Task statement: Produce a word-for-word copy of the listing below without its pictures.

Provided data:
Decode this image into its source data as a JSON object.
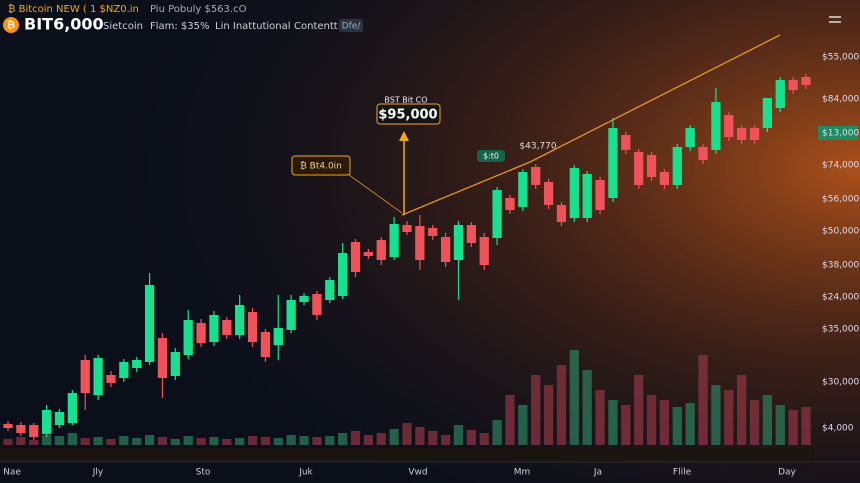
{
  "header": {
    "ticker_line": "₿ Bitcoin NEW ( 1 $NZ0.in",
    "ticker_line2": "Piu Pobuly $563.cO",
    "logo": "₿",
    "price": "BIT6,000",
    "tabs": [
      "Sietcoin",
      "Flam: $35%",
      "Lin Inattutional",
      "Contentt"
    ],
    "badge": "Dfe/"
  },
  "chart": {
    "type": "candlestick",
    "ylim": [
      0,
      405
    ],
    "vlim": [
      0,
      115
    ],
    "price_labels": [
      "$55,000",
      "$84,000",
      "$13,000",
      "$74,000",
      "$56,000",
      "$50,000",
      "$38,000",
      "$24,000",
      "$35,000",
      "$30,000",
      "$4,000"
    ],
    "x_labels": [
      "Nae",
      "Jly",
      "Sto",
      "Juk",
      "Vwd",
      "Mm",
      "Ja",
      "Flile",
      "Day"
    ],
    "annotations": {
      "peak_caption": "BST Bit CO",
      "peak_price": "$95,000",
      "left_box": "₿ Bt4.0in",
      "right_price": "$43,770",
      "right_badge": "$:t0"
    },
    "up_color": "#19e08e",
    "down_color": "#f0525a",
    "candles": [
      [
        21,
        24,
        14,
        17
      ],
      [
        20,
        23,
        9,
        12
      ],
      [
        20,
        22,
        5,
        8
      ],
      [
        11,
        40,
        8,
        35
      ],
      [
        20,
        36,
        17,
        33
      ],
      [
        22,
        55,
        20,
        52
      ],
      [
        85,
        90,
        35,
        52
      ],
      [
        50,
        90,
        45,
        87
      ],
      [
        70,
        74,
        58,
        62
      ],
      [
        67,
        86,
        63,
        83
      ],
      [
        77,
        88,
        73,
        85
      ],
      [
        83,
        172,
        80,
        160
      ],
      [
        107,
        112,
        47,
        67
      ],
      [
        69,
        97,
        65,
        93
      ],
      [
        90,
        135,
        86,
        125
      ],
      [
        122,
        126,
        98,
        102
      ],
      [
        103,
        134,
        99,
        130
      ],
      [
        125,
        128,
        106,
        110
      ],
      [
        110,
        150,
        106,
        140
      ],
      [
        133,
        137,
        98,
        103
      ],
      [
        113,
        116,
        83,
        88
      ],
      [
        100,
        150,
        85,
        117
      ],
      [
        115,
        150,
        112,
        145
      ],
      [
        143,
        152,
        140,
        149
      ],
      [
        151,
        154,
        125,
        130
      ],
      [
        145,
        168,
        142,
        165
      ],
      [
        149,
        202,
        146,
        192
      ],
      [
        203,
        206,
        168,
        173
      ],
      [
        193,
        196,
        186,
        189
      ],
      [
        205,
        208,
        180,
        185
      ],
      [
        188,
        228,
        185,
        221
      ],
      [
        220,
        224,
        210,
        213
      ],
      [
        219,
        230,
        175,
        185
      ],
      [
        217,
        220,
        205,
        209
      ],
      [
        208,
        212,
        178,
        183
      ],
      [
        185,
        224,
        145,
        220
      ],
      [
        220,
        223,
        198,
        202
      ],
      [
        208,
        212,
        175,
        180
      ],
      [
        207,
        258,
        200,
        255
      ],
      [
        247,
        250,
        231,
        235
      ],
      [
        238,
        276,
        234,
        273
      ],
      [
        278,
        281,
        256,
        260
      ],
      [
        263,
        266,
        236,
        240
      ],
      [
        240,
        243,
        219,
        223
      ],
      [
        227,
        280,
        223,
        277
      ],
      [
        227,
        274,
        223,
        271
      ],
      [
        265,
        268,
        231,
        235
      ],
      [
        247,
        327,
        243,
        317
      ],
      [
        310,
        313,
        291,
        295
      ],
      [
        293,
        296,
        256,
        260
      ],
      [
        290,
        293,
        264,
        268
      ],
      [
        273,
        276,
        256,
        260
      ],
      [
        260,
        301,
        256,
        298
      ],
      [
        298,
        320,
        294,
        317
      ],
      [
        298,
        301,
        281,
        285
      ],
      [
        295,
        357,
        291,
        343
      ],
      [
        330,
        333,
        304,
        308
      ],
      [
        317,
        320,
        301,
        305
      ],
      [
        317,
        320,
        301,
        305
      ],
      [
        317,
        347,
        313,
        347
      ],
      [
        337,
        368,
        333,
        365
      ],
      [
        365,
        368,
        351,
        355
      ],
      [
        368,
        371,
        356,
        360
      ]
    ],
    "volumes": [
      6,
      8,
      5,
      10,
      9,
      12,
      7,
      8,
      6,
      9,
      7,
      10,
      8,
      6,
      9,
      7,
      8,
      6,
      7,
      9,
      8,
      7,
      10,
      9,
      8,
      9,
      12,
      14,
      10,
      12,
      16,
      22,
      18,
      14,
      10,
      20,
      15,
      12,
      25,
      50,
      40,
      70,
      60,
      80,
      95,
      75,
      55,
      45,
      40,
      70,
      50,
      45,
      38,
      42,
      90,
      60,
      55,
      70,
      45,
      50,
      40,
      35,
      38
    ]
  }
}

Result for this task:
Decode this image into its source data as a JSON object.
{
  "header": {
    "ticker_line": "₿ Bitcoin NEW ( 1 $NZ0.in",
    "ticker_line2": "Piu Pobuly $563.cO",
    "logo": "₿",
    "price": "BIT6,000",
    "tabs": [
      "Sietcoin",
      "Flam: $35%",
      "Lin Inattutional",
      "Contentt"
    ],
    "badge": "Dfe/"
  },
  "chart": {
    "type": "candlestick",
    "ylim": [
      0,
      405
    ],
    "vlim": [
      0,
      115
    ],
    "price_labels": [
      "$55,000",
      "$84,000",
      "$13,000",
      "$74,000",
      "$56,000",
      "$50,000",
      "$38,000",
      "$24,000",
      "$35,000",
      "$30,000",
      "$4,000"
    ],
    "x_labels": [
      "Nae",
      "Jly",
      "Sto",
      "Juk",
      "Vwd",
      "Mm",
      "Ja",
      "Flile",
      "Day"
    ],
    "annotations": {
      "peak_caption": "BST Bit CO",
      "peak_price": "$95,000",
      "left_box": "₿ Bt4.0in",
      "right_price": "$43,770",
      "right_badge": "$:t0"
    },
    "up_color": "#19e08e",
    "down_color": "#f0525a",
    "candles": [
      [
        21,
        24,
        14,
        17
      ],
      [
        20,
        23,
        9,
        12
      ],
      [
        20,
        22,
        5,
        8
      ],
      [
        11,
        40,
        8,
        35
      ],
      [
        20,
        36,
        17,
        33
      ],
      [
        22,
        55,
        20,
        52
      ],
      [
        85,
        90,
        35,
        52
      ],
      [
        50,
        90,
        45,
        87
      ],
      [
        70,
        74,
        58,
        62
      ],
      [
        67,
        86,
        63,
        83
      ],
      [
        77,
        88,
        73,
        85
      ],
      [
        83,
        172,
        80,
        160
      ],
      [
        107,
        112,
        47,
        67
      ],
      [
        69,
        97,
        65,
        93
      ],
      [
        90,
        135,
        86,
        125
      ],
      [
        122,
        126,
        98,
        102
      ],
      [
        103,
        134,
        99,
        130
      ],
      [
        125,
        128,
        106,
        110
      ],
      [
        110,
        150,
        106,
        140
      ],
      [
        133,
        137,
        98,
        103
      ],
      [
        113,
        116,
        83,
        88
      ],
      [
        100,
        150,
        85,
        117
      ],
      [
        115,
        150,
        112,
        145
      ],
      [
        143,
        152,
        140,
        149
      ],
      [
        151,
        154,
        125,
        130
      ],
      [
        145,
        168,
        142,
        165
      ],
      [
        149,
        202,
        146,
        192
      ],
      [
        203,
        206,
        168,
        173
      ],
      [
        193,
        196,
        186,
        189
      ],
      [
        205,
        208,
        180,
        185
      ],
      [
        188,
        228,
        185,
        221
      ],
      [
        220,
        224,
        210,
        213
      ],
      [
        219,
        230,
        175,
        185
      ],
      [
        217,
        220,
        205,
        209
      ],
      [
        208,
        212,
        178,
        183
      ],
      [
        185,
        224,
        145,
        220
      ],
      [
        220,
        223,
        198,
        202
      ],
      [
        208,
        212,
        175,
        180
      ],
      [
        207,
        258,
        200,
        255
      ],
      [
        247,
        250,
        231,
        235
      ],
      [
        238,
        276,
        234,
        273
      ],
      [
        278,
        281,
        256,
        260
      ],
      [
        263,
        266,
        236,
        240
      ],
      [
        240,
        243,
        219,
        223
      ],
      [
        227,
        280,
        223,
        277
      ],
      [
        227,
        274,
        223,
        271
      ],
      [
        265,
        268,
        231,
        235
      ],
      [
        247,
        327,
        243,
        317
      ],
      [
        310,
        313,
        291,
        295
      ],
      [
        293,
        296,
        256,
        260
      ],
      [
        290,
        293,
        264,
        268
      ],
      [
        273,
        276,
        256,
        260
      ],
      [
        260,
        301,
        256,
        298
      ],
      [
        298,
        320,
        294,
        317
      ],
      [
        298,
        301,
        281,
        285
      ],
      [
        295,
        357,
        291,
        343
      ],
      [
        330,
        333,
        304,
        308
      ],
      [
        317,
        320,
        301,
        305
      ],
      [
        317,
        320,
        301,
        305
      ],
      [
        317,
        347,
        313,
        347
      ],
      [
        337,
        368,
        333,
        365
      ],
      [
        365,
        368,
        351,
        355
      ],
      [
        368,
        371,
        356,
        360
      ]
    ],
    "volumes": [
      6,
      8,
      5,
      10,
      9,
      12,
      7,
      8,
      6,
      9,
      7,
      10,
      8,
      6,
      9,
      7,
      8,
      6,
      7,
      9,
      8,
      7,
      10,
      9,
      8,
      9,
      12,
      14,
      10,
      12,
      16,
      22,
      18,
      14,
      10,
      20,
      15,
      12,
      25,
      50,
      40,
      70,
      60,
      80,
      95,
      75,
      55,
      45,
      40,
      70,
      50,
      45,
      38,
      42,
      90,
      60,
      55,
      70,
      45,
      50,
      40,
      35,
      38
    ]
  }
}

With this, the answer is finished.